SHORT PROBLEM 1 | In the Kindle forum thread, where does pidgeon92 archive non-Amazon books?
SHORT PROBLEM 2 | In the Kindle forum thread, shorten the paragraph that begins "As for me, I keep all of my unread books" and keep its main facts.

PASSAGE GIVEN |
— BEGIN —

Worktolive is right, K1s don't have something called "Archive" but you can go to Content Manager and under Show and Sort, select, Show All or Show only on Amazon, and books that aren't on your Kindle that were purchased through Amazon will be shown as "On Amazon." while you're in Content Manager.  Outside Content Manager, on your Home Page, only items actually on your Kindle will show up.

Betsy


----------



## worktolive (Feb 3, 2009)

Thanks for clarifying Betsy, that's what I meant. The Content Manager on the K1 is the same as the Archive on the K2 although they are accessed a little differently. 

As for me, I keep all of my unread books (currently about 4 pages worth) on my K at all times. There's nothing worse than finishing a book, wanting to start a new one that you already own, but not being able to because you currently can't get whispernet or home computer access. I also read lots of series and I'll typically keep all of the previous books in the series on my K until I finish the last book, then I move them all back to my archive. That plus a page or so of samples means that I usually have about 6-8 pages of books on my K - that's pretty manageable. 

I do occasionally try to attack my TBR pile, but that never works. As soon as I whittle it down a bit, I promptly go out and buy more books. And then with all of the free and reduced price offers always floating around, it's pretty hopeless to expect it to dwindle significantly.


----------



## sherylb (Oct 27, 2008)

Because I bought my K1 so I can always have my library with me.
I have over 800 books (Atunah has me beat ) on my K1 and only delete if I really, really hated the book. 
About two thirds of my books are not from Amazon and hooking up to a computer is only an option when I'm home. Also, I'm a total "what if" kind of person in that I can not seem to trust the cloud totally and always have a backup on my computer plus a backup on a thumb drive.


----------



## loca (Jan 3, 2010)

That's one of the advantages of having an ereader, browsing through the titles without leaving the couch


----------



## pawsplus (Mar 31, 2009)

Obviously whatever works for someone is great.  That would drive me NUTS though (having all my books on the K).  As soon as I read something it's GONE (back to my library, which is Amazon).  Right now I have 5 books and about 30 samples on my K.


----------



## beckysma (Mar 9, 2010)

Thanks for all the feedback!  Keeping my Amazon books in archive still makes more sense to me, but I enjoyed reading other's take on this.

I have a theory.  My "real" life is full of clutter.  Reading is my escape.  Therefore, I want to keep my reading uncluttered.  I don't want my escape to be as messy and confusing as my life is!  

Oh that, and my K2 is brand new.  A year from now it might be as cluttered as everyone elses.


----------



## pidgeon92 (Oct 27, 2008)

I have only unread books and a few samples on my Kindle.... 16 pages worth right now... As there is no real easy way to separate read from unread, I prefer to archive finished items. Non-Amazon books are always archived in Calibre on my iMac.


----------



## BTackitt (Dec 15, 2008)

um, FYI.. K1's DO Have the Amazon archive, just not called the archive. It's under Manage my Kindle in your account. You do NOT have to use the content manager in your Kindle to access your books, We have 3 K1's on my account, and I only use the Manage my Kindle at Amazon to move stuff TO the kindles. Using my PC to do that is MUCH faster than using my K1.


----------



## Jesslyn (Oct 29, 2008)

— END —

DATA SECTION |
— BEGIN —

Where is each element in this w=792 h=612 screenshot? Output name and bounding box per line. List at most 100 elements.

— END —

TASK OUTPUT 1 | In Calibre on an iMac.

TASK OUTPUT 2 | I keep all my unread books (about 4 pages) on my Kindle, because it's awful to finish a book and not be able to start another one I own when I can't get whispernet or home computer access. With series, I keep the earlier books on the Kindle until I finish the last one, then move them all back to my archive. Along with a page or so of samples, that comes to a manageable 6-8 pages of books.